#### [YOUR OBJECTIVE]
Output the data word for word, dropping every image.

═══ PROVIDED DATA

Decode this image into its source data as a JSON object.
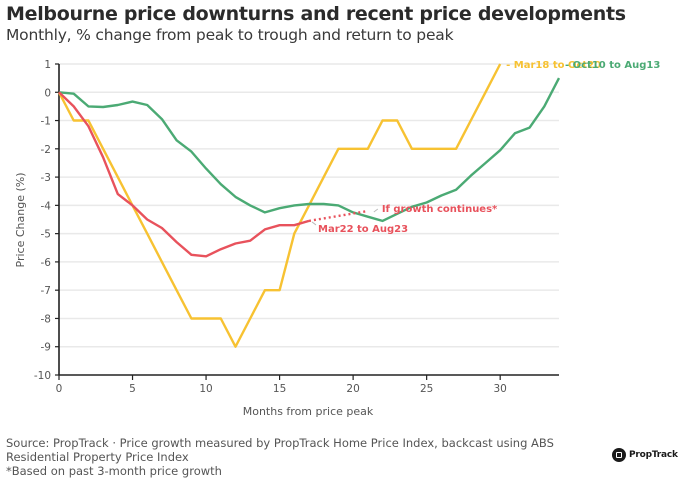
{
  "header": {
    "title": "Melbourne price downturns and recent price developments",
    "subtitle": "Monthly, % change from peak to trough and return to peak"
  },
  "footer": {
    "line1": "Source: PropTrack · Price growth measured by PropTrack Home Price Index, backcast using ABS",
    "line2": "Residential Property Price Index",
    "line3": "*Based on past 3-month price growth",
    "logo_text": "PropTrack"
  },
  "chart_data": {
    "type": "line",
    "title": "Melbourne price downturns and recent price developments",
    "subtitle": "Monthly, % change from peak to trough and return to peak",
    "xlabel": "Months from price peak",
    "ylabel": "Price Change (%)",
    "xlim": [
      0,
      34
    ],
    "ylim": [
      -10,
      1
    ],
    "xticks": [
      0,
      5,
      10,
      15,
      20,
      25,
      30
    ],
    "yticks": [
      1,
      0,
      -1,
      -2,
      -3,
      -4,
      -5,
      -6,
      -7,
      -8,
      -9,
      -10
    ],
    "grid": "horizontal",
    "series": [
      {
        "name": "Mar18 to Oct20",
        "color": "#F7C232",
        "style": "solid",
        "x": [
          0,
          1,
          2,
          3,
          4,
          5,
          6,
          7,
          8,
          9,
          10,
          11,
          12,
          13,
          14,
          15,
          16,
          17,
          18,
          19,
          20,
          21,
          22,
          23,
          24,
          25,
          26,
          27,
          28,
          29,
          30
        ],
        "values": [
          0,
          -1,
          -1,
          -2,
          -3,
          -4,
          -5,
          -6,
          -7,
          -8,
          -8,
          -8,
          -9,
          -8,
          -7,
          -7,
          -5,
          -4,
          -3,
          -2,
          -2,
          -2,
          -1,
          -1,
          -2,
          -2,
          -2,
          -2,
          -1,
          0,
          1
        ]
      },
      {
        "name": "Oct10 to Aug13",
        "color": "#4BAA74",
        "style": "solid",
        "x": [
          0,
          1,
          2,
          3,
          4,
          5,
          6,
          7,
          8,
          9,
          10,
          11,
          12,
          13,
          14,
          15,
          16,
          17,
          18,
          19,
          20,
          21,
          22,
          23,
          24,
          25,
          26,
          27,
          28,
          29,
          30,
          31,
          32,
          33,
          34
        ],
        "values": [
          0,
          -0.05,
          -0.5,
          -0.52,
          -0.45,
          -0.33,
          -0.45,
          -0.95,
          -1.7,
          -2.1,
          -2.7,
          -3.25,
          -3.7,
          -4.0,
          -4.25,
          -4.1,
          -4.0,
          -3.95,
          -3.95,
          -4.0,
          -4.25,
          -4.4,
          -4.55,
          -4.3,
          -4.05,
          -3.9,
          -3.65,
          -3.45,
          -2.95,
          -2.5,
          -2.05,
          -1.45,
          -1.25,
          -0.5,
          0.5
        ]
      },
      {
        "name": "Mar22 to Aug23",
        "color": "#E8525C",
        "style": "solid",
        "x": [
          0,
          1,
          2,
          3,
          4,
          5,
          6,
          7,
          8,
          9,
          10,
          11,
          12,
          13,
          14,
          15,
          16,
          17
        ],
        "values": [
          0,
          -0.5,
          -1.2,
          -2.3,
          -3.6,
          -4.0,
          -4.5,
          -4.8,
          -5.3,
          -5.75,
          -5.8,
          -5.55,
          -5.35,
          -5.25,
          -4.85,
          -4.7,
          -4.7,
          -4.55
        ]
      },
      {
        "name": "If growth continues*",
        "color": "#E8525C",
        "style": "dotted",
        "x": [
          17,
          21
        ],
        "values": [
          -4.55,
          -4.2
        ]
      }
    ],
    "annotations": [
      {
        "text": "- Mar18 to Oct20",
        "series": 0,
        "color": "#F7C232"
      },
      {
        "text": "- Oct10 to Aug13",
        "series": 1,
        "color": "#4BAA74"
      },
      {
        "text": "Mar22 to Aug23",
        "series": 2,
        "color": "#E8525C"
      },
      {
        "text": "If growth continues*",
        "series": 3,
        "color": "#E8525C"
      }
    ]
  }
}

══════

#### [FULL OUTPUT]
Decode this image into its source data as a JSON object.
{
  "header": {
    "title": "Melbourne price downturns and recent price developments",
    "subtitle": "Monthly, % change from peak to trough and return to peak"
  },
  "footer": {
    "line1": "Source: PropTrack · Price growth measured by PropTrack Home Price Index, backcast using ABS",
    "line2": "Residential Property Price Index",
    "line3": "*Based on past 3-month price growth",
    "logo_text": "PropTrack"
  },
  "chart_data": {
    "type": "line",
    "title": "Melbourne price downturns and recent price developments",
    "subtitle": "Monthly, % change from peak to trough and return to peak",
    "xlabel": "Months from price peak",
    "ylabel": "Price Change (%)",
    "xlim": [
      0,
      34
    ],
    "ylim": [
      -10,
      1
    ],
    "xticks": [
      0,
      5,
      10,
      15,
      20,
      25,
      30
    ],
    "yticks": [
      1,
      0,
      -1,
      -2,
      -3,
      -4,
      -5,
      -6,
      -7,
      -8,
      -9,
      -10
    ],
    "grid": "horizontal",
    "series": [
      {
        "name": "Mar18 to Oct20",
        "color": "#F7C232",
        "style": "solid",
        "x": [
          0,
          1,
          2,
          3,
          4,
          5,
          6,
          7,
          8,
          9,
          10,
          11,
          12,
          13,
          14,
          15,
          16,
          17,
          18,
          19,
          20,
          21,
          22,
          23,
          24,
          25,
          26,
          27,
          28,
          29,
          30
        ],
        "values": [
          0,
          -1,
          -1,
          -2,
          -3,
          -4,
          -5,
          -6,
          -7,
          -8,
          -8,
          -8,
          -9,
          -8,
          -7,
          -7,
          -5,
          -4,
          -3,
          -2,
          -2,
          -2,
          -1,
          -1,
          -2,
          -2,
          -2,
          -2,
          -1,
          0,
          1
        ]
      },
      {
        "name": "Oct10 to Aug13",
        "color": "#4BAA74",
        "style": "solid",
        "x": [
          0,
          1,
          2,
          3,
          4,
          5,
          6,
          7,
          8,
          9,
          10,
          11,
          12,
          13,
          14,
          15,
          16,
          17,
          18,
          19,
          20,
          21,
          22,
          23,
          24,
          25,
          26,
          27,
          28,
          29,
          30,
          31,
          32,
          33,
          34
        ],
        "values": [
          0,
          -0.05,
          -0.5,
          -0.52,
          -0.45,
          -0.33,
          -0.45,
          -0.95,
          -1.7,
          -2.1,
          -2.7,
          -3.25,
          -3.7,
          -4.0,
          -4.25,
          -4.1,
          -4.0,
          -3.95,
          -3.95,
          -4.0,
          -4.25,
          -4.4,
          -4.55,
          -4.3,
          -4.05,
          -3.9,
          -3.65,
          -3.45,
          -2.95,
          -2.5,
          -2.05,
          -1.45,
          -1.25,
          -0.5,
          0.5
        ]
      },
      {
        "name": "Mar22 to Aug23",
        "color": "#E8525C",
        "style": "solid",
        "x": [
          0,
          1,
          2,
          3,
          4,
          5,
          6,
          7,
          8,
          9,
          10,
          11,
          12,
          13,
          14,
          15,
          16,
          17
        ],
        "values": [
          0,
          -0.5,
          -1.2,
          -2.3,
          -3.6,
          -4.0,
          -4.5,
          -4.8,
          -5.3,
          -5.75,
          -5.8,
          -5.55,
          -5.35,
          -5.25,
          -4.85,
          -4.7,
          -4.7,
          -4.55
        ]
      },
      {
        "name": "If growth continues*",
        "color": "#E8525C",
        "style": "dotted",
        "x": [
          17,
          21
        ],
        "values": [
          -4.55,
          -4.2
        ]
      }
    ],
    "annotations": [
      {
        "text": "- Mar18 to Oct20",
        "series": 0,
        "color": "#F7C232"
      },
      {
        "text": "- Oct10 to Aug13",
        "series": 1,
        "color": "#4BAA74"
      },
      {
        "text": "Mar22 to Aug23",
        "series": 2,
        "color": "#E8525C"
      },
      {
        "text": "If growth continues*",
        "series": 3,
        "color": "#E8525C"
      }
    ]
  }
}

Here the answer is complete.